- [WHAT THIS TASK INVOLVES]: Scan each line of the records for the word "Brake" and extract the ones that have it.

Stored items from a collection
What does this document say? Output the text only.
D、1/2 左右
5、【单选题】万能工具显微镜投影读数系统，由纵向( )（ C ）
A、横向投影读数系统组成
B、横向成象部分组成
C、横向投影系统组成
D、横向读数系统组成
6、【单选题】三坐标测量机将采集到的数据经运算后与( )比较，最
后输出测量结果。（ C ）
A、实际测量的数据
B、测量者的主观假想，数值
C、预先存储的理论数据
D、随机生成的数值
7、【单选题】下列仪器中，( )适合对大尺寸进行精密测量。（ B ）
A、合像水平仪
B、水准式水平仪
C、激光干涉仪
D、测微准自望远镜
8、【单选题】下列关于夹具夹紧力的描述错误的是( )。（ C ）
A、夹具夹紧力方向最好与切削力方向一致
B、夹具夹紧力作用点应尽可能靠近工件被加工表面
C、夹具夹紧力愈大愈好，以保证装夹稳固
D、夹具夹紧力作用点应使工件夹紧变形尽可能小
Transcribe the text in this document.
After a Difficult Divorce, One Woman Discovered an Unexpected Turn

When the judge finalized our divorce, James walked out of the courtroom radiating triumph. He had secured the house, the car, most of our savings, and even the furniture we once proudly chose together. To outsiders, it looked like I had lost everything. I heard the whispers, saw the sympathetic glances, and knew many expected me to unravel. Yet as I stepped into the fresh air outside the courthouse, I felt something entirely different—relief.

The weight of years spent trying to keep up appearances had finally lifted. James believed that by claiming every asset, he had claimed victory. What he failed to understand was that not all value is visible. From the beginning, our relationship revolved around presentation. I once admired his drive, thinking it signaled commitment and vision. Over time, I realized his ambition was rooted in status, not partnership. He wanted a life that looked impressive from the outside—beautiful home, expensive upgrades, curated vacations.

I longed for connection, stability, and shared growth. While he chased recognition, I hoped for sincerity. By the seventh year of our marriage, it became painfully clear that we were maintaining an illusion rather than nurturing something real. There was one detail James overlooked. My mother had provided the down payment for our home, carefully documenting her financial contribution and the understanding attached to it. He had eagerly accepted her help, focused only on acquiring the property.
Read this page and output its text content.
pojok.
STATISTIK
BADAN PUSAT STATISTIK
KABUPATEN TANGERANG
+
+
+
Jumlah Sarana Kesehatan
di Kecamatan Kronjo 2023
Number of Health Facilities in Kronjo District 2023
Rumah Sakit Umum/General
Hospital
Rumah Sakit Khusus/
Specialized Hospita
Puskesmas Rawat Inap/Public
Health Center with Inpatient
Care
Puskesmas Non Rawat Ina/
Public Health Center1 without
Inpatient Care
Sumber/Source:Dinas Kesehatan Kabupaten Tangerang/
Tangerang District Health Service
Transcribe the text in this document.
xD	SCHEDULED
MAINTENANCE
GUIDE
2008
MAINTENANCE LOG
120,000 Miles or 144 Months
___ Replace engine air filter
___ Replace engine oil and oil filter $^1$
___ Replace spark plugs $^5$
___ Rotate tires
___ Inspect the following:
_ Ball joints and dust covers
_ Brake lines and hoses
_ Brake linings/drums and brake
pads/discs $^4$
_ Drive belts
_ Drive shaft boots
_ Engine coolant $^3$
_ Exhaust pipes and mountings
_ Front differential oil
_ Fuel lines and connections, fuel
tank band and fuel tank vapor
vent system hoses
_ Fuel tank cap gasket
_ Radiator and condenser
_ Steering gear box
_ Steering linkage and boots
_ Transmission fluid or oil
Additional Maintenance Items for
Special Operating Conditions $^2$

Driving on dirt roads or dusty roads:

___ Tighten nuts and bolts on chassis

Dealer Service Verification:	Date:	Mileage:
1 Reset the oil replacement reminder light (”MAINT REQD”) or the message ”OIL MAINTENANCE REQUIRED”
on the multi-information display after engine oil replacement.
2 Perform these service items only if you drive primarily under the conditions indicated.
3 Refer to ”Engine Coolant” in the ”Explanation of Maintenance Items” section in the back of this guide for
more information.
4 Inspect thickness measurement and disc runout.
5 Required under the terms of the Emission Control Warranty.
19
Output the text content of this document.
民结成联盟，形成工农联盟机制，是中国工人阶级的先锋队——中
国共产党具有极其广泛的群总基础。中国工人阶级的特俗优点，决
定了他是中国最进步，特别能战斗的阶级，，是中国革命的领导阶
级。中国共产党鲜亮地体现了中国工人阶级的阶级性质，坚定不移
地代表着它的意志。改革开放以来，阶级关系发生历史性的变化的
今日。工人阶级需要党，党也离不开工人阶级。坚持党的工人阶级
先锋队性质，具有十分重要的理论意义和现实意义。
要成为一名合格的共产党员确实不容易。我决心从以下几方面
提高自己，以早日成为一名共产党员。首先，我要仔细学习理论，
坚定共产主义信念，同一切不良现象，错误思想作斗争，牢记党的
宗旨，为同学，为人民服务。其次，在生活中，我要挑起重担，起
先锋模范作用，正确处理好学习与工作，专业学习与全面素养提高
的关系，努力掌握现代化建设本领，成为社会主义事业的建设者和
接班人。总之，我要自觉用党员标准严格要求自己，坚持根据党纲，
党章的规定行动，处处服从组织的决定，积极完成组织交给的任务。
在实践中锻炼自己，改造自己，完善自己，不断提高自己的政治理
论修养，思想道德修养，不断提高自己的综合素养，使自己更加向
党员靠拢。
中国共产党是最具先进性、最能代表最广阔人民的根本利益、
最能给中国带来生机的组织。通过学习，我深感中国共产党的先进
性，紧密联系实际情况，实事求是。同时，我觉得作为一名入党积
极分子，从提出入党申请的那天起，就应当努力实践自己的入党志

- [EXERCISE ANSWER]:
_ Brake lines and hoses
_ Brake linings/drums and brake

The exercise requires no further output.